**EXERCISE TASK**
Find the lines holding "JSON" and copy them.

**INFORMATION PROVIDED**
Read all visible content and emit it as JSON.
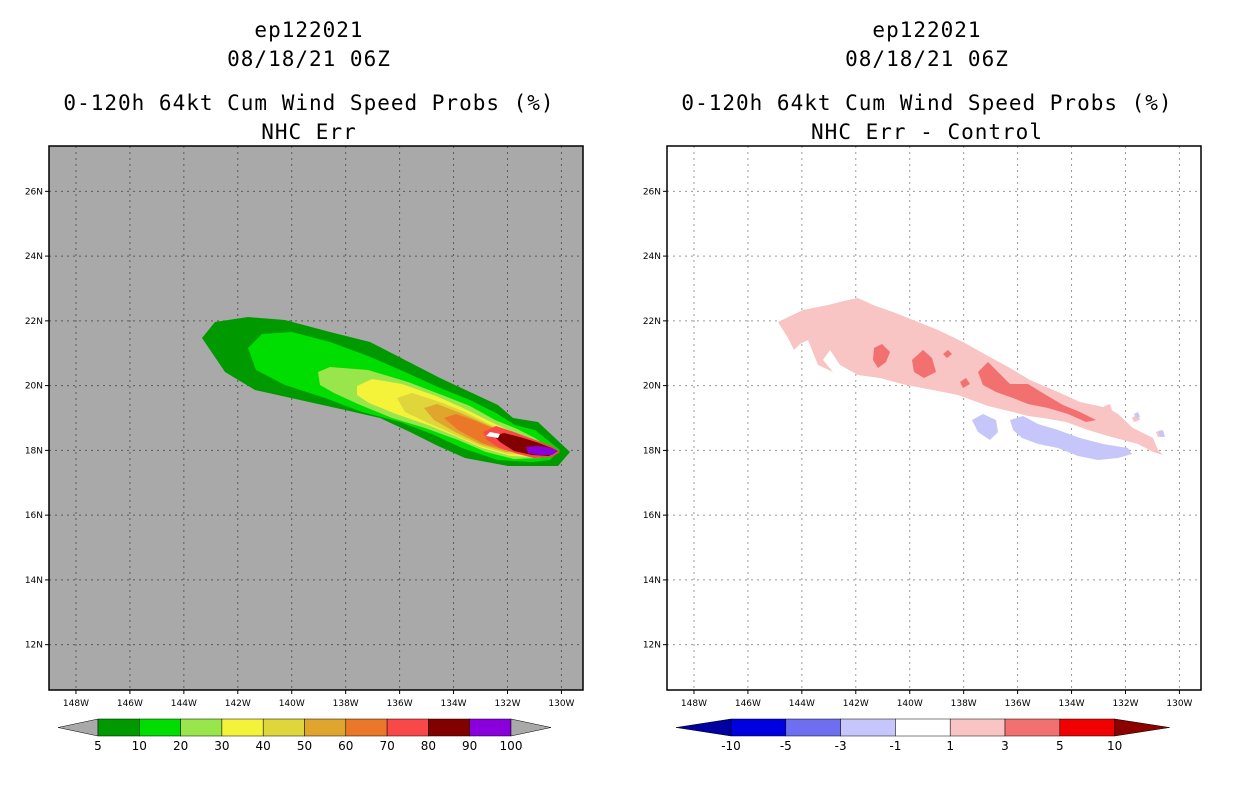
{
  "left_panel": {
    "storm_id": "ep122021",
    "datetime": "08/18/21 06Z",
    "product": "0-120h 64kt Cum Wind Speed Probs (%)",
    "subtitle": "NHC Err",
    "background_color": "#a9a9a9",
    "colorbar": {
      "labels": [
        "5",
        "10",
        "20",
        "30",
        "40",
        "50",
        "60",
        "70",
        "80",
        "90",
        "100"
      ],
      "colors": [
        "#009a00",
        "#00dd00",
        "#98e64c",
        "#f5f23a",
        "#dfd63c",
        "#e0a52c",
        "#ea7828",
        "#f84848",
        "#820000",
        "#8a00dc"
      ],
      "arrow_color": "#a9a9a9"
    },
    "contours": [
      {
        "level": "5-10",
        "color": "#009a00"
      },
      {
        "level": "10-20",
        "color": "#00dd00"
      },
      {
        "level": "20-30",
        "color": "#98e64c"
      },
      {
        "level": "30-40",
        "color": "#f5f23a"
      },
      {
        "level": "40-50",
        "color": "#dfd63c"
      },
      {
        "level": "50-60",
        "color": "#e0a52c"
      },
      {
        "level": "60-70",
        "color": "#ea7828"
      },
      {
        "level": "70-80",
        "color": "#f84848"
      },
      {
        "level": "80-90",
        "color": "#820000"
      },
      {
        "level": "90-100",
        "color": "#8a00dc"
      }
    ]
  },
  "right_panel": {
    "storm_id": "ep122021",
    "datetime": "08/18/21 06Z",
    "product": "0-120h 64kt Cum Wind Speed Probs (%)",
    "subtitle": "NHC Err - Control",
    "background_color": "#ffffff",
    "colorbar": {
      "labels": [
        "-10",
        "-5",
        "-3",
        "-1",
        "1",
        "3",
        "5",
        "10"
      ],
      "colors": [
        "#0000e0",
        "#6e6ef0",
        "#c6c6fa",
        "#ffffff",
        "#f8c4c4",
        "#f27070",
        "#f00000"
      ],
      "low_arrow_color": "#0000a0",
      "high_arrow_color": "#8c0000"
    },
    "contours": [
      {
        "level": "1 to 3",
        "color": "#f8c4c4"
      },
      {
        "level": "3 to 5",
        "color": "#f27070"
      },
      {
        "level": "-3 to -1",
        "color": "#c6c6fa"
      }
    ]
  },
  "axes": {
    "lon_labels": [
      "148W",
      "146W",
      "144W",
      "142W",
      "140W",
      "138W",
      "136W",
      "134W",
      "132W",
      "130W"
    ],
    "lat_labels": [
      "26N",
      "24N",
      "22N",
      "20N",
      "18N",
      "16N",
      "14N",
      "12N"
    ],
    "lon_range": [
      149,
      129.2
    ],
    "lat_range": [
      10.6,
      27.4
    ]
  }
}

* * *

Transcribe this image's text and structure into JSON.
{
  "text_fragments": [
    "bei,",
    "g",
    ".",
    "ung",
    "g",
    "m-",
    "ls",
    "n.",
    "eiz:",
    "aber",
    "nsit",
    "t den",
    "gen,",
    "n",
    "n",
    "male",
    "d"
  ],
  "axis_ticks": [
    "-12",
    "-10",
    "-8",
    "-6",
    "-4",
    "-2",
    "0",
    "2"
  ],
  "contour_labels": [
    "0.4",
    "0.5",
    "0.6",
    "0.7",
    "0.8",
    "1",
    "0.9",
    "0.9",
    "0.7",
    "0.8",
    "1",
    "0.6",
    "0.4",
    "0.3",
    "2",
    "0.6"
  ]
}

**CORRECT ANSWER**
Read all visible content and emit it as JSON.
Transcribe this image's text and structure into JSON.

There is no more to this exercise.